**WORK REQUIRED**
From the listing below, return each line that includes "survival".
##############################
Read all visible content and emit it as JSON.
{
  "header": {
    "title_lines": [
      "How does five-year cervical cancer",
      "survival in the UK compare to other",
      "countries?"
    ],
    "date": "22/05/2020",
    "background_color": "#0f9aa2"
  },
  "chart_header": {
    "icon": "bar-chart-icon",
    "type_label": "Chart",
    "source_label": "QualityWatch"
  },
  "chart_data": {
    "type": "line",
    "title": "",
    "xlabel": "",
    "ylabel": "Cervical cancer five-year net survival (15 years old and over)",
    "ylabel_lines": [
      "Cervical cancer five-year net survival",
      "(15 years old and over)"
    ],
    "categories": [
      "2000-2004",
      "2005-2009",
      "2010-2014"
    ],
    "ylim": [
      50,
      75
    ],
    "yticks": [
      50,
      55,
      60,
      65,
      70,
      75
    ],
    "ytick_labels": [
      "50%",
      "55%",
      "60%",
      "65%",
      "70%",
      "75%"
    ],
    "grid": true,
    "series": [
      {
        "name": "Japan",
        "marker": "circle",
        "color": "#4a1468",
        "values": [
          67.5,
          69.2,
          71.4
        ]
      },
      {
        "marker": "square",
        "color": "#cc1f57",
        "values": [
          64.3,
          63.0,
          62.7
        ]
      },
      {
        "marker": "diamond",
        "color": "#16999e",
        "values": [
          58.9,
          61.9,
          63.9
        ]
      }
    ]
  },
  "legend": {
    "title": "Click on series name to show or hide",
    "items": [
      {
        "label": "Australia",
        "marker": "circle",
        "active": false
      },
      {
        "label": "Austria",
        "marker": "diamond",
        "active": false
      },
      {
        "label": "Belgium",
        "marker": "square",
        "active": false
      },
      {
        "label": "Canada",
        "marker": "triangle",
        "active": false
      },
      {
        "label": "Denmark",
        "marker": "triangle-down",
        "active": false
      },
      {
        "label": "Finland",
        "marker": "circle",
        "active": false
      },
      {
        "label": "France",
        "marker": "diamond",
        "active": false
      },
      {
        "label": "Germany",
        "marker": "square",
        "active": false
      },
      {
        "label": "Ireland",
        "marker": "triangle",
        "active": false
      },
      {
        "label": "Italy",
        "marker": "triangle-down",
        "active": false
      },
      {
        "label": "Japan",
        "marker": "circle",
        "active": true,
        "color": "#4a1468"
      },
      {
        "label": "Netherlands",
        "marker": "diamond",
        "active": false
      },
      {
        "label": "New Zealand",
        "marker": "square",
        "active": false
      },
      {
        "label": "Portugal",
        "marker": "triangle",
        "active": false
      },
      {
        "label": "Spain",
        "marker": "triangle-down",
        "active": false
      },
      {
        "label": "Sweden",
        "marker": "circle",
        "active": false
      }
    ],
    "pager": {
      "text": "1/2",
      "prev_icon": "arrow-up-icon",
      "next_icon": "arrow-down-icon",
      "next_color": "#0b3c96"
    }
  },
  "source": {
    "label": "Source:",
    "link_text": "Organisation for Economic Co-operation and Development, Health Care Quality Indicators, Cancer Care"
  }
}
##############################
**REPLY TO THE EXERCISE**
      "survival in the UK compare to other",
    "ylabel": "Cervical cancer five-year net survival (15 years old and over)",
      "Cervical cancer five-year net survival",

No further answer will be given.